WRITTEN TASK: Repeat the listing in full, word for word.

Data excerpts

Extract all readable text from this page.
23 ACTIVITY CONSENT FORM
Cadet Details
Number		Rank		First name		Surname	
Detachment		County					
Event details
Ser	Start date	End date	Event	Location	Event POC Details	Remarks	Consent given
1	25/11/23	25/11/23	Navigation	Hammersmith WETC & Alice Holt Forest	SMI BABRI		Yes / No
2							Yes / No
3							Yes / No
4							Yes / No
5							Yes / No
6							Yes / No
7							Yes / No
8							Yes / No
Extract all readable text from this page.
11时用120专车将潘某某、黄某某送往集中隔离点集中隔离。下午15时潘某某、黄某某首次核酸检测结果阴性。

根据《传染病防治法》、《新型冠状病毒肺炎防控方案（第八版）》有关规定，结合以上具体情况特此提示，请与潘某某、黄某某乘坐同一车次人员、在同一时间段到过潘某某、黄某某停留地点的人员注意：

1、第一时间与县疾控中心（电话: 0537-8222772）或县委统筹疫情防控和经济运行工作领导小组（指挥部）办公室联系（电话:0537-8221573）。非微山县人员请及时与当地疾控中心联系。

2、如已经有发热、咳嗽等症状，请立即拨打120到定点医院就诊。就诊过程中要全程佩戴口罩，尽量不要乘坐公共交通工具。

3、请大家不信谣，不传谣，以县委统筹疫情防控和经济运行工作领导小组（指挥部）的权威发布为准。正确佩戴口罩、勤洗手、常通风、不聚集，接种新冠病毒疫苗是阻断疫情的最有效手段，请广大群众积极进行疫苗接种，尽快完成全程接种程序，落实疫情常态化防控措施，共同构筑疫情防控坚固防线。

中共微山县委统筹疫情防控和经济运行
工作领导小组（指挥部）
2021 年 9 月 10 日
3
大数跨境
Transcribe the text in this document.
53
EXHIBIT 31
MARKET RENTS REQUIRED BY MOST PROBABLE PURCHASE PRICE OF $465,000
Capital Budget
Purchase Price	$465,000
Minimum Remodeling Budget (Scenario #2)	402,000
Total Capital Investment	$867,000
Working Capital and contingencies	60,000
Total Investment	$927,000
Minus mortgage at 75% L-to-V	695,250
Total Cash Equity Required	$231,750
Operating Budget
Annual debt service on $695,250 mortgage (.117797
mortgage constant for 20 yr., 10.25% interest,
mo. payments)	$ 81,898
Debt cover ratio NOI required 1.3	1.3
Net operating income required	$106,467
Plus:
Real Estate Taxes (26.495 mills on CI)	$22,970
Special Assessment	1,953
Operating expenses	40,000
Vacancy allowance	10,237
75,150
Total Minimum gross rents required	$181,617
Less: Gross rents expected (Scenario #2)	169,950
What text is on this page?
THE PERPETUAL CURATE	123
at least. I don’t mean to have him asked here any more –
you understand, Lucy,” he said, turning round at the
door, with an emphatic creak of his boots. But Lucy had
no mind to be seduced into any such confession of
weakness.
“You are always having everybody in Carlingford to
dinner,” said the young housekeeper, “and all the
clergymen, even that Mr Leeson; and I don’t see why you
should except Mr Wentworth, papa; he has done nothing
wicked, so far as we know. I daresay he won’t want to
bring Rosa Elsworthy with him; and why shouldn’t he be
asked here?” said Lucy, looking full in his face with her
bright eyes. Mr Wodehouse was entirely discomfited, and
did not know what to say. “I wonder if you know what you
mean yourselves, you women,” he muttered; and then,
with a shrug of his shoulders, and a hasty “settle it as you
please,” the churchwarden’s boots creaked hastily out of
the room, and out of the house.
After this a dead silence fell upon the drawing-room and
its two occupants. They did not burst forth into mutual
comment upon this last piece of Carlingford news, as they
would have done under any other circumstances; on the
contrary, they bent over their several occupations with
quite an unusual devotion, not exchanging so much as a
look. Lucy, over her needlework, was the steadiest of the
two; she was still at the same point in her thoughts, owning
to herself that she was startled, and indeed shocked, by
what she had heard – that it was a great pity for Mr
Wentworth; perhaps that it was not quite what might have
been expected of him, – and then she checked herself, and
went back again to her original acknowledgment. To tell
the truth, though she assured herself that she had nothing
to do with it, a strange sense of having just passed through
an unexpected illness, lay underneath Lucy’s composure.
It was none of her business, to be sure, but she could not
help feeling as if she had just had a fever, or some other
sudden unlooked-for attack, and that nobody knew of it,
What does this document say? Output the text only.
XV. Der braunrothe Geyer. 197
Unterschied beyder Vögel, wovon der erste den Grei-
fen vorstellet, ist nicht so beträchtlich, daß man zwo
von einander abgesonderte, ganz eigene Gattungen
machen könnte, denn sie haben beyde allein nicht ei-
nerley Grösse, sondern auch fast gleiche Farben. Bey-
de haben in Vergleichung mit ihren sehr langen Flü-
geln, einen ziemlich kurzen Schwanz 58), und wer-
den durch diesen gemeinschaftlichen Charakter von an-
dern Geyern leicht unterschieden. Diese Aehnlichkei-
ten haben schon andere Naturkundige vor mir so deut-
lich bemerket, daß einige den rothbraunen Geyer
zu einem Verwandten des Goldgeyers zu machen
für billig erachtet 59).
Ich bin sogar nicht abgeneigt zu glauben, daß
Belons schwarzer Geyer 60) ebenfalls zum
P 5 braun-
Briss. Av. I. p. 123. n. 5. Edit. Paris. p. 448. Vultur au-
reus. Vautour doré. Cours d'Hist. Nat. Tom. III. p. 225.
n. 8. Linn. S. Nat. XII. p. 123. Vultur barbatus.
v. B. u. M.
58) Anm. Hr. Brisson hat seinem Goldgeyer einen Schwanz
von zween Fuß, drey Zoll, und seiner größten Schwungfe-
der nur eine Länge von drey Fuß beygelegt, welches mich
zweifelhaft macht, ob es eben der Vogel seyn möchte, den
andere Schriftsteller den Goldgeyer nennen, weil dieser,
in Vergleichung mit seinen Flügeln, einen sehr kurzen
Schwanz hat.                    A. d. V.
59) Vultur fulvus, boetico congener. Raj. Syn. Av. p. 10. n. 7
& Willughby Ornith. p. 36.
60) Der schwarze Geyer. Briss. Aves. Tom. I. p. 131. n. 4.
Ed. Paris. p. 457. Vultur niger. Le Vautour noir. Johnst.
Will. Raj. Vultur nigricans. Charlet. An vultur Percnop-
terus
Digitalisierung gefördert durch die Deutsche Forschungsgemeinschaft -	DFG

RESPONSE:
Extract all readable text from this page.
23 ACTIVITY CONSENT FORM
Cadet Details
Number		Rank		First name		Surname	
Detachment		County					
Event details
Ser	Start date	End date	Event	Location	Event POC Details	Remarks	Consent given
1	25/11/23	25/11/23	Navigation	Hammersmith WETC & Alice Holt Forest	SMI BABRI		Yes / No
2							Yes / No
3							Yes / No
4							Yes / No
5							Yes / No
6							Yes / No
7							Yes / No
8							Yes / No
Extract all readable text from this page.
11时用120专车将潘某某、黄某某送往集中隔离点集中隔离。下午15时潘某某、黄某某首次核酸检测结果阴性。

根据《传染病防治法》、《新型冠状病毒肺炎防控方案（第八版）》有关规定，结合以上具体情况特此提示，请与潘某某、黄某某乘坐同一车次人员、在同一时间段到过潘某某、黄某某停留地点的人员注意：

1、第一时间与县疾控中心（电话: 0537-8222772）或县委统筹疫情防控和经济运行工作领导小组（指挥部）办公室联系（电话:0537-8221573）。非微山县人员请及时与当地疾控中心联系。

2、如已经有发热、咳嗽等症状，请立即拨打120到定点医院就诊。就诊过程中要全程佩戴口罩，尽量不要乘坐公共交通工具。

3、请大家不信谣，不传谣，以县委统筹疫情防控和经济运行工作领导小组（指挥部）的权威发布为准。正确佩戴口罩、勤洗手、常通风、不聚集，接种新冠病毒疫苗是阻断疫情的最有效手段，请广大群众积极进行疫苗接种，尽快完成全程接种程序，落实疫情常态化防控措施，共同构筑疫情防控坚固防线。

中共微山县委统筹疫情防控和经济运行
工作领导小组（指挥部）
2021 年 9 月 10 日
3
大数跨境
Transcribe the text in this document.
53
EXHIBIT 31
MARKET RENTS REQUIRED BY MOST PROBABLE PURCHASE PRICE OF $465,000
Capital Budget
Purchase Price	$465,000
Minimum Remodeling Budget (Scenario #2)	402,000
Total Capital Investment	$867,000
Working Capital and contingencies	60,000
Total Investment	$927,000
Minus mortgage at 75% L-to-V	695,250
Total Cash Equity Required	$231,750
Operating Budget
Annual debt service on $695,250 mortgage (.117797
mortgage constant for 20 yr., 10.25% interest,
mo. payments)	$ 81,898
Debt cover ratio NOI required 1.3	1.3
Net operating income required	$106,467
Plus:
Real Estate Taxes (26.495 mills on CI)	$22,970
Special Assessment	1,953
Operating expenses	40,000
Vacancy allowance	10,237
75,150
Total Minimum gross rents required	$181,617
Less: Gross rents expected (Scenario #2)	169,950
What text is on this page?
THE PERPETUAL CURATE	123
at least. I don’t mean to have him asked here any more –
you understand, Lucy,” he said, turning round at the
door, with an emphatic creak of his boots. But Lucy had
no mind to be seduced into any such confession of
weakness.
“You are always having everybody in Carlingford to
dinner,” said the young housekeeper, “and all the
clergymen, even that Mr Leeson; and I don’t see why you
should except Mr Wentworth, papa; he has done nothing
wicked, so far as we know. I daresay he won’t want to
bring Rosa Elsworthy with him; and why shouldn’t he be
asked here?” said Lucy, looking full in his face with her
bright eyes. Mr Wodehouse was entirely discomfited, and
did not know what to say. “I wonder if you know what you
mean yourselves, you women,” he muttered; and then,
with a shrug of his shoulders, and a hasty “settle it as you
please,” the churchwarden’s boots creaked hastily out of
the room, and out of the house.
After this a dead silence fell upon the drawing-room and
its two occupants. They did not burst forth into mutual
comment upon this last piece of Carlingford news, as they
would have done under any other circumstances; on the
contrary, they bent over their several occupations with
quite an unusual devotion, not exchanging so much as a
look. Lucy, over her needlework, was the steadiest of the
two; she was still at the same point in her thoughts, owning
to herself that she was startled, and indeed shocked, by
what she had heard – that it was a great pity for Mr
Wentworth; perhaps that it was not quite what might have
been expected of him, – and then she checked herself, and
went back again to her original acknowledgment. To tell
the truth, though she assured herself that she had nothing
to do with it, a strange sense of having just passed through
an unexpected illness, lay underneath Lucy’s composure.
It was none of her business, to be sure, but she could not
help feeling as if she had just had a fever, or some other
sudden unlooked-for attack, and that nobody knew of it,
What does this document say? Output the text only.
XV. Der braunrothe Geyer. 197
Unterschied beyder Vögel, wovon der erste den Grei-
fen vorstellet, ist nicht so beträchtlich, daß man zwo
von einander abgesonderte, ganz eigene Gattungen
machen könnte, denn sie haben beyde allein nicht ei-
nerley Grösse, sondern auch fast gleiche Farben. Bey-
de haben in Vergleichung mit ihren sehr langen Flü-
geln, einen ziemlich kurzen Schwanz 58), und wer-
den durch diesen gemeinschaftlichen Charakter von an-
dern Geyern leicht unterschieden. Diese Aehnlichkei-
ten haben schon andere Naturkundige vor mir so deut-
lich bemerket, daß einige den rothbraunen Geyer
zu einem Verwandten des Goldgeyers zu machen
für billig erachtet 59).
Ich bin sogar nicht abgeneigt zu glauben, daß
Belons schwarzer Geyer 60) ebenfalls zum
P 5 braun-
Briss. Av. I. p. 123. n. 5. Edit. Paris. p. 448. Vultur au-
reus. Vautour doré. Cours d'Hist. Nat. Tom. III. p. 225.
n. 8. Linn. S. Nat. XII. p. 123. Vultur barbatus.
v. B. u. M.
58) Anm. Hr. Brisson hat seinem Goldgeyer einen Schwanz
von zween Fuß, drey Zoll, und seiner größten Schwungfe-
der nur eine Länge von drey Fuß beygelegt, welches mich
zweifelhaft macht, ob es eben der Vogel seyn möchte, den
andere Schriftsteller den Goldgeyer nennen, weil dieser,
in Vergleichung mit seinen Flügeln, einen sehr kurzen
Schwanz hat.                    A. d. V.
59) Vultur fulvus, boetico congener. Raj. Syn. Av. p. 10. n. 7
& Willughby Ornith. p. 36.
60) Der schwarze Geyer. Briss. Aves. Tom. I. p. 131. n. 4.
Ed. Paris. p. 457. Vultur niger. Le Vautour noir. Johnst.
Will. Raj. Vultur nigricans. Charlet. An vultur Percnop-
terus
Digitalisierung gefördert durch die Deutsche Forschungsgemeinschaft -	DFG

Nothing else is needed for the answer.